Data for this task

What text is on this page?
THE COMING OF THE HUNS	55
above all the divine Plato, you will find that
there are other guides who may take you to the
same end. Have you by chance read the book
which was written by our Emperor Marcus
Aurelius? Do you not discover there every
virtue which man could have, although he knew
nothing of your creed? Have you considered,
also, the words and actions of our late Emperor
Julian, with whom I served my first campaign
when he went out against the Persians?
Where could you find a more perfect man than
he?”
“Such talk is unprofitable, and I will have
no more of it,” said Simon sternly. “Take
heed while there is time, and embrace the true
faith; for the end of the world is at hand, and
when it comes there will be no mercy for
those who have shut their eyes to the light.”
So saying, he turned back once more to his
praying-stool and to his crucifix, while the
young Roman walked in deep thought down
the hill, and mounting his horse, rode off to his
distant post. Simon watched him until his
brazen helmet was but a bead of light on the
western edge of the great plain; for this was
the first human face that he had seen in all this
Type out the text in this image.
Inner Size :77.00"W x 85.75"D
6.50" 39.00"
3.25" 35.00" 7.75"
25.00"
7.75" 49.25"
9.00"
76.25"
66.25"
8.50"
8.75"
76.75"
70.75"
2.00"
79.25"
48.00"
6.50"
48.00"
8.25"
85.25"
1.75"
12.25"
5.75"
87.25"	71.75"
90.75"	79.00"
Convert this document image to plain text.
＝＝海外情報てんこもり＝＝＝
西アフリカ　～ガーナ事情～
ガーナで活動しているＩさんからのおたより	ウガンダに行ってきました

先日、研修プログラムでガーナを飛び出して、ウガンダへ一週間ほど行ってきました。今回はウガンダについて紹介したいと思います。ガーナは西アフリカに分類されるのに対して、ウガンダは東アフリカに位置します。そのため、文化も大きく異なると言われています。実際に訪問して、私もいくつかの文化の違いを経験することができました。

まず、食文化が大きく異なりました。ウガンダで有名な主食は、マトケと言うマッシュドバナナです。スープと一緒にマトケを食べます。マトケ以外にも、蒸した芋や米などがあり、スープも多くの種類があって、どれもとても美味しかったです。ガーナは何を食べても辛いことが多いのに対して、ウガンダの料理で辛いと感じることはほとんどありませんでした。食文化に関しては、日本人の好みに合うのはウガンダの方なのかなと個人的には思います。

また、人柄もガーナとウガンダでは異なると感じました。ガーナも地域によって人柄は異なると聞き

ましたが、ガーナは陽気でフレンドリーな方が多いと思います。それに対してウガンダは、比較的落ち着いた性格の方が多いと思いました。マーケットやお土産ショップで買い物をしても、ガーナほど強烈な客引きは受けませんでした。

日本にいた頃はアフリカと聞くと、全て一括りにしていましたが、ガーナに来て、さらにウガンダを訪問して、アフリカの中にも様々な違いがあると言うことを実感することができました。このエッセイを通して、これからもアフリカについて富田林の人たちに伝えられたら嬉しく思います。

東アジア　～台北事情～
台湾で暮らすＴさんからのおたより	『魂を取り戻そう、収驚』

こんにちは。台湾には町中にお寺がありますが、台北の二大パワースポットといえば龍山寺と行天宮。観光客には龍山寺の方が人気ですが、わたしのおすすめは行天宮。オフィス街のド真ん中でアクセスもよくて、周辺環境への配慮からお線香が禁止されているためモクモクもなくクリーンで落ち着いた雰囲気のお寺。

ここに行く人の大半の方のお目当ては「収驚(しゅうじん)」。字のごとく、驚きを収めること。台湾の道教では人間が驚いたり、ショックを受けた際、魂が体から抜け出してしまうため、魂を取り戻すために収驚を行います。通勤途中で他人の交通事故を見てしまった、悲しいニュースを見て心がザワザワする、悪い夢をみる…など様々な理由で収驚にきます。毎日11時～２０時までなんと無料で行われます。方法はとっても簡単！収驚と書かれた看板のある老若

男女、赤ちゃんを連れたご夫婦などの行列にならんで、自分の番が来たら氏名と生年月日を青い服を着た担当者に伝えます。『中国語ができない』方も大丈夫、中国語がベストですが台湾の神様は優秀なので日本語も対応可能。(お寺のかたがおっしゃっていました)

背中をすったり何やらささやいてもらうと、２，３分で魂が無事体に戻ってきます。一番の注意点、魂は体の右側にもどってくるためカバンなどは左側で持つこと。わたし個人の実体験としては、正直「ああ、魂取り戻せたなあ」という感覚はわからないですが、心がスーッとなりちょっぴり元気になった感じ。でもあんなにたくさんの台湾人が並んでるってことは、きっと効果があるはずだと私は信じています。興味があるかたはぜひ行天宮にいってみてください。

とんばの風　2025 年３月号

Exercise directions
Tally up the lines holding the string "when" in this listing, and report the total alone.

Expected output
2